Stored data entries:
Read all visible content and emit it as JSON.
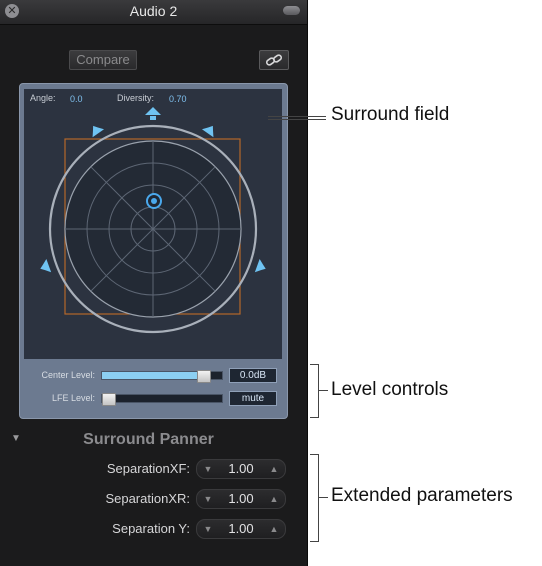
{
  "window": {
    "title": "Audio 2",
    "compare_label": "Compare"
  },
  "surround": {
    "angle_label": "Angle:",
    "angle_value": "0.0",
    "diversity_label": "Diversity:",
    "diversity_value": "0.70"
  },
  "levels": {
    "center_label": "Center Level:",
    "center_value": "0.0dB",
    "center_fill": 0.88,
    "lfe_label": "LFE Level:",
    "lfe_value": "mute",
    "lfe_fill": 0.0
  },
  "panner": {
    "title": "Surround Panner",
    "params": [
      {
        "label": "SeparationXF:",
        "value": "1.00"
      },
      {
        "label": "SeparationXR:",
        "value": "1.00"
      },
      {
        "label": "Separation Y:",
        "value": "1.00"
      }
    ]
  },
  "callouts": {
    "surround_field": "Surround field",
    "level_controls": "Level controls",
    "extended_parameters": "Extended parameters"
  },
  "icons": {
    "close": "close-icon",
    "zoom": "zoom-icon",
    "link": "link-icon",
    "disclosure": "disclosure-triangle-icon",
    "speaker": "speaker-icon",
    "stepper_down": "chevron-down-icon",
    "stepper_up": "chevron-up-icon"
  },
  "colors": {
    "window_bg": "#1b1b1c",
    "panel_bg": "#6c7a90",
    "field_bg": "#2c3340",
    "accent_blue": "#7fc0ee",
    "speaker_blue": "#6fc3f2",
    "frame_orange": "#b3672a"
  }
}
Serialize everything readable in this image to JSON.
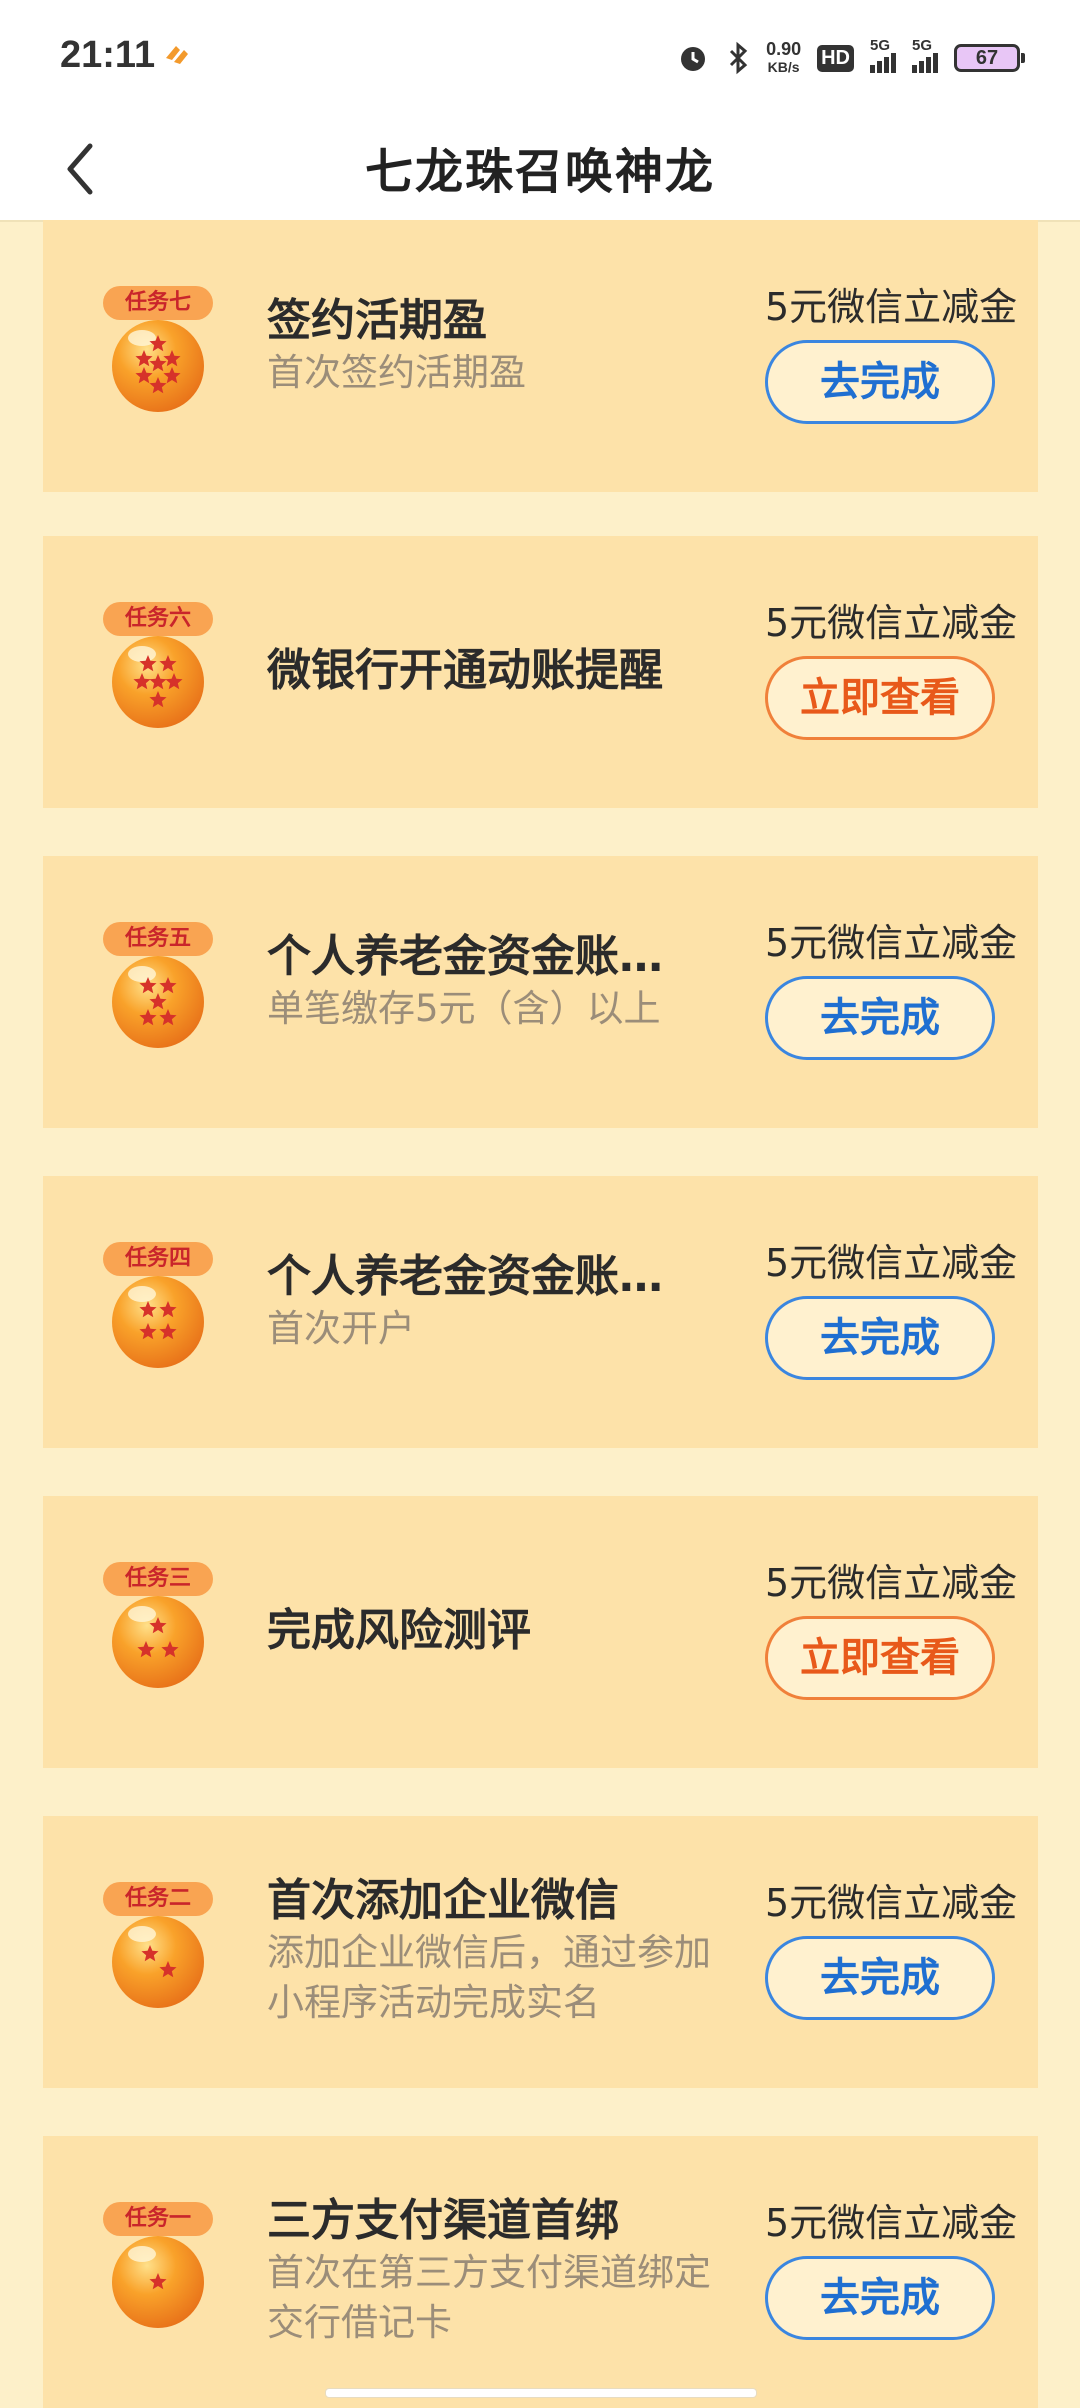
{
  "status": {
    "time": "21:11",
    "net_speed_value": "0.90",
    "net_speed_unit": "KB/s",
    "hd": "HD",
    "sim1": "5G",
    "sim2": "5G",
    "battery": "67"
  },
  "nav": {
    "title": "七龙珠召唤神龙"
  },
  "tasks": [
    {
      "badge": "任务七",
      "stars": 7,
      "title": "签约活期盈",
      "desc": "首次签约活期盈",
      "reward": "5元微信立减金",
      "button": "去完成",
      "button_style": "blue"
    },
    {
      "badge": "任务六",
      "stars": 6,
      "title": "微银行开通动账提醒",
      "desc": "",
      "reward": "5元微信立减金",
      "button": "立即查看",
      "button_style": "orange"
    },
    {
      "badge": "任务五",
      "stars": 5,
      "title": "个人养老金资金账户缴存",
      "desc": "单笔缴存5元（含）以上",
      "reward": "5元微信立减金",
      "button": "去完成",
      "button_style": "blue"
    },
    {
      "badge": "任务四",
      "stars": 4,
      "title": "个人养老金资金账户开户",
      "desc": "首次开户",
      "reward": "5元微信立减金",
      "button": "去完成",
      "button_style": "blue"
    },
    {
      "badge": "任务三",
      "stars": 3,
      "title": "完成风险测评",
      "desc": "",
      "reward": "5元微信立减金",
      "button": "立即查看",
      "button_style": "orange"
    },
    {
      "badge": "任务二",
      "stars": 2,
      "title": "首次添加企业微信",
      "desc": "添加企业微信后，通过参加小程序活动完成实名",
      "reward": "5元微信立减金",
      "button": "去完成",
      "button_style": "blue"
    },
    {
      "badge": "任务一",
      "stars": 1,
      "title": "三方支付渠道首绑",
      "desc": "首次在第三方支付渠道绑定交行借记卡",
      "reward": "5元微信立减金",
      "button": "去完成",
      "button_style": "blue"
    }
  ],
  "colors": {
    "page_bg": "#fdf0c9",
    "card_bg": "#fde2a9",
    "badge_bg": "#f9a452",
    "blue_button": "#1f6fd1",
    "orange_button": "#e8591a"
  }
}
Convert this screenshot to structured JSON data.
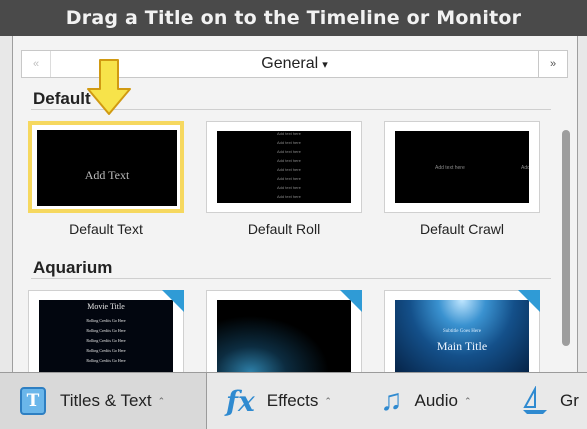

AIM OF THE EXERCISE: Count every line in the data that contains the word "stars", then give that count and nothing else.

REPLY: 7